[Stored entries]
════════

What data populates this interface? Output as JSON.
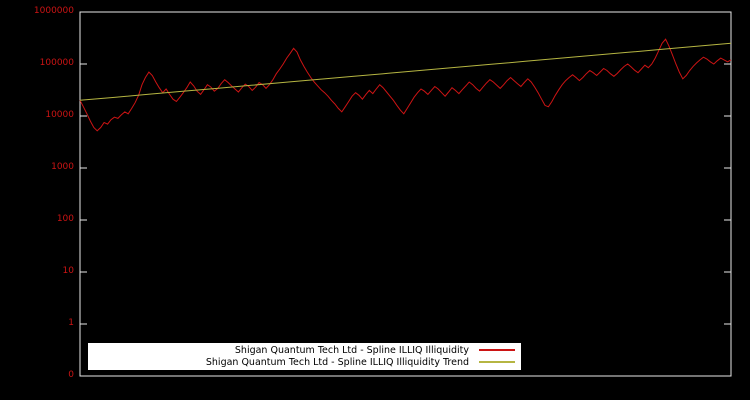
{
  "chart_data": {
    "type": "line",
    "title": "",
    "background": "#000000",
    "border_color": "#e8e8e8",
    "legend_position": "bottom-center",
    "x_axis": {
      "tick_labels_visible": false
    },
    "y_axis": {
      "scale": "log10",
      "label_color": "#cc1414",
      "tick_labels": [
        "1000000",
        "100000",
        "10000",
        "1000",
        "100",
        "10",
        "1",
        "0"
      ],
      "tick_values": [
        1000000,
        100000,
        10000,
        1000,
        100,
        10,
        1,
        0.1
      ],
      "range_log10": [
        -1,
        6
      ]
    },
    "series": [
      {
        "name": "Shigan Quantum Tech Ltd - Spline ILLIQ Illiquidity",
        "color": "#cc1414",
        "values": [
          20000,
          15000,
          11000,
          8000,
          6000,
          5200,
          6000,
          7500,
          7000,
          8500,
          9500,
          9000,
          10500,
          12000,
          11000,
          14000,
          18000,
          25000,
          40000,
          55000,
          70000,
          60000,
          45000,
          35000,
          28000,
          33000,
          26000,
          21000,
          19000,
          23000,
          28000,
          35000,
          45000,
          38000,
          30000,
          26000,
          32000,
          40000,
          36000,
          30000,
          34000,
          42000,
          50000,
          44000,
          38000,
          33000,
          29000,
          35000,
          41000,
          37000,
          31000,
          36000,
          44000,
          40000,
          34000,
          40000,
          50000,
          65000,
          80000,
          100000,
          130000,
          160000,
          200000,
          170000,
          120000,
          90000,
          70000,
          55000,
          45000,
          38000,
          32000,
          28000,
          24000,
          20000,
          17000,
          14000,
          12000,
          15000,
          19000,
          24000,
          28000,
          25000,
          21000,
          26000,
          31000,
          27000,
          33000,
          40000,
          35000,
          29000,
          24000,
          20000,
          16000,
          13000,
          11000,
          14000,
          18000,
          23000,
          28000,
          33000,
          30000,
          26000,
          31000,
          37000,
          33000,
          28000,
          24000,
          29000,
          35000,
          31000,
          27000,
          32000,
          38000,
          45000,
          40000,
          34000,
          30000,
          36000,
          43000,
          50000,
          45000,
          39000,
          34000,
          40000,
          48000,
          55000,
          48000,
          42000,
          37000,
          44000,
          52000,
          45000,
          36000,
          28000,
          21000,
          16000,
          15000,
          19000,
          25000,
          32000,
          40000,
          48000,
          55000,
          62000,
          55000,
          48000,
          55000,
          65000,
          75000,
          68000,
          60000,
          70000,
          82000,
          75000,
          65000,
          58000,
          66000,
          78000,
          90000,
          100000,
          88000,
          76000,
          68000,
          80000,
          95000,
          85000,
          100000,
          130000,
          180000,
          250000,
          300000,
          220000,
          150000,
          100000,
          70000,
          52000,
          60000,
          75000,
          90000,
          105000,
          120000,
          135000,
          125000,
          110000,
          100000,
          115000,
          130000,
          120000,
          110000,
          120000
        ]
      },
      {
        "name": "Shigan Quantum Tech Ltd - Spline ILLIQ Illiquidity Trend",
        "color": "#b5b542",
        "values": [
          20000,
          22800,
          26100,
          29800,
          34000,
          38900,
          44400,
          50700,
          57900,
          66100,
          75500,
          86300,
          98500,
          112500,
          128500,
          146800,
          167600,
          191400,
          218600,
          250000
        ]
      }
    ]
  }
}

════════

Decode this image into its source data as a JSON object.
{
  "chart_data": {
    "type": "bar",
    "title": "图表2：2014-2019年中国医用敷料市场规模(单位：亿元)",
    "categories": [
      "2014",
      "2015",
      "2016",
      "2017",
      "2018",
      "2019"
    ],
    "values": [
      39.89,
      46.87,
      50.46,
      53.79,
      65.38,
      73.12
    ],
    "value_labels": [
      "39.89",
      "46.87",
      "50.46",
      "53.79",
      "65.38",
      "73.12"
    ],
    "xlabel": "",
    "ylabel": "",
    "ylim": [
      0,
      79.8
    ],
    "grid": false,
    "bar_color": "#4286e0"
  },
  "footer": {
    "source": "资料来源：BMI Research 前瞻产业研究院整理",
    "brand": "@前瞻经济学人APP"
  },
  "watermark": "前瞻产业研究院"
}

════════

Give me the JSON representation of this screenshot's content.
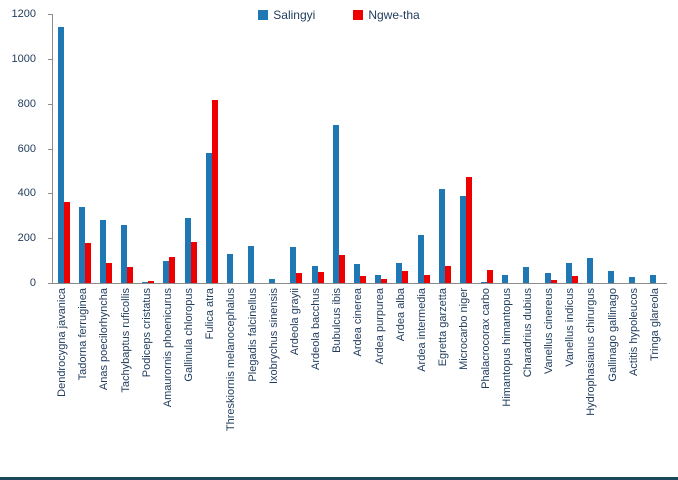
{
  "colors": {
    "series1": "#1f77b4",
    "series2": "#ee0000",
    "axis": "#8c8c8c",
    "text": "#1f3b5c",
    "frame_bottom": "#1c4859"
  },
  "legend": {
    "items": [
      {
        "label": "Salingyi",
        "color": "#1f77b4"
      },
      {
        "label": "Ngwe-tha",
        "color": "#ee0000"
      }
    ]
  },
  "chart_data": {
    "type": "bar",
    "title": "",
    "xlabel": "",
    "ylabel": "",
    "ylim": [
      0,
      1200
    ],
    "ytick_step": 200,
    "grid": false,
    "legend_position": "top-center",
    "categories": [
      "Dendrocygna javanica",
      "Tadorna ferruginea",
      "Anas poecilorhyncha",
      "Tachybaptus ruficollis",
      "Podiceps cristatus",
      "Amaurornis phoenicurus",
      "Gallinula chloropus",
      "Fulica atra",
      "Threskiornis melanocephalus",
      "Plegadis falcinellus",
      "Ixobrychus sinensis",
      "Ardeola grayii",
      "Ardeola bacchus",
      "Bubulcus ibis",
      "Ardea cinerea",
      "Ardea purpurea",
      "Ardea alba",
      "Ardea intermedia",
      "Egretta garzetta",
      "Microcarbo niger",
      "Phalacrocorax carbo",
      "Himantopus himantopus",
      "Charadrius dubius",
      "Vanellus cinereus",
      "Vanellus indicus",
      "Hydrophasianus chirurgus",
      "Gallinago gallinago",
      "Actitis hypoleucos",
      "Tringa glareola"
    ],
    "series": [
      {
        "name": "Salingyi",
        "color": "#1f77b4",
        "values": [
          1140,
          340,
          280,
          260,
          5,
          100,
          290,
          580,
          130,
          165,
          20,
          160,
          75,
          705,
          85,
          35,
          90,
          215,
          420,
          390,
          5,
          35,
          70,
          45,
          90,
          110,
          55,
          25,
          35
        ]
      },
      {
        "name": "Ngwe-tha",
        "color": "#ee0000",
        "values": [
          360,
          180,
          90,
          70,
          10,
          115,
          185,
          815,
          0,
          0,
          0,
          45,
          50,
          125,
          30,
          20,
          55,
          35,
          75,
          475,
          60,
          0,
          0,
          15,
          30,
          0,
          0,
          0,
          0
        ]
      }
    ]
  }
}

════════

■ What you need to do: Gather each line in the entries above where the string "name" is found.

■ Full response:
        "name": "Shigan Quantum Tech Ltd - Spline ILLIQ Illiquidity",
        "name": "Shigan Quantum Tech Ltd - Spline ILLIQ Illiquidity Trend",
        "name": "Salingyi",
        "name": "Ngwe-tha",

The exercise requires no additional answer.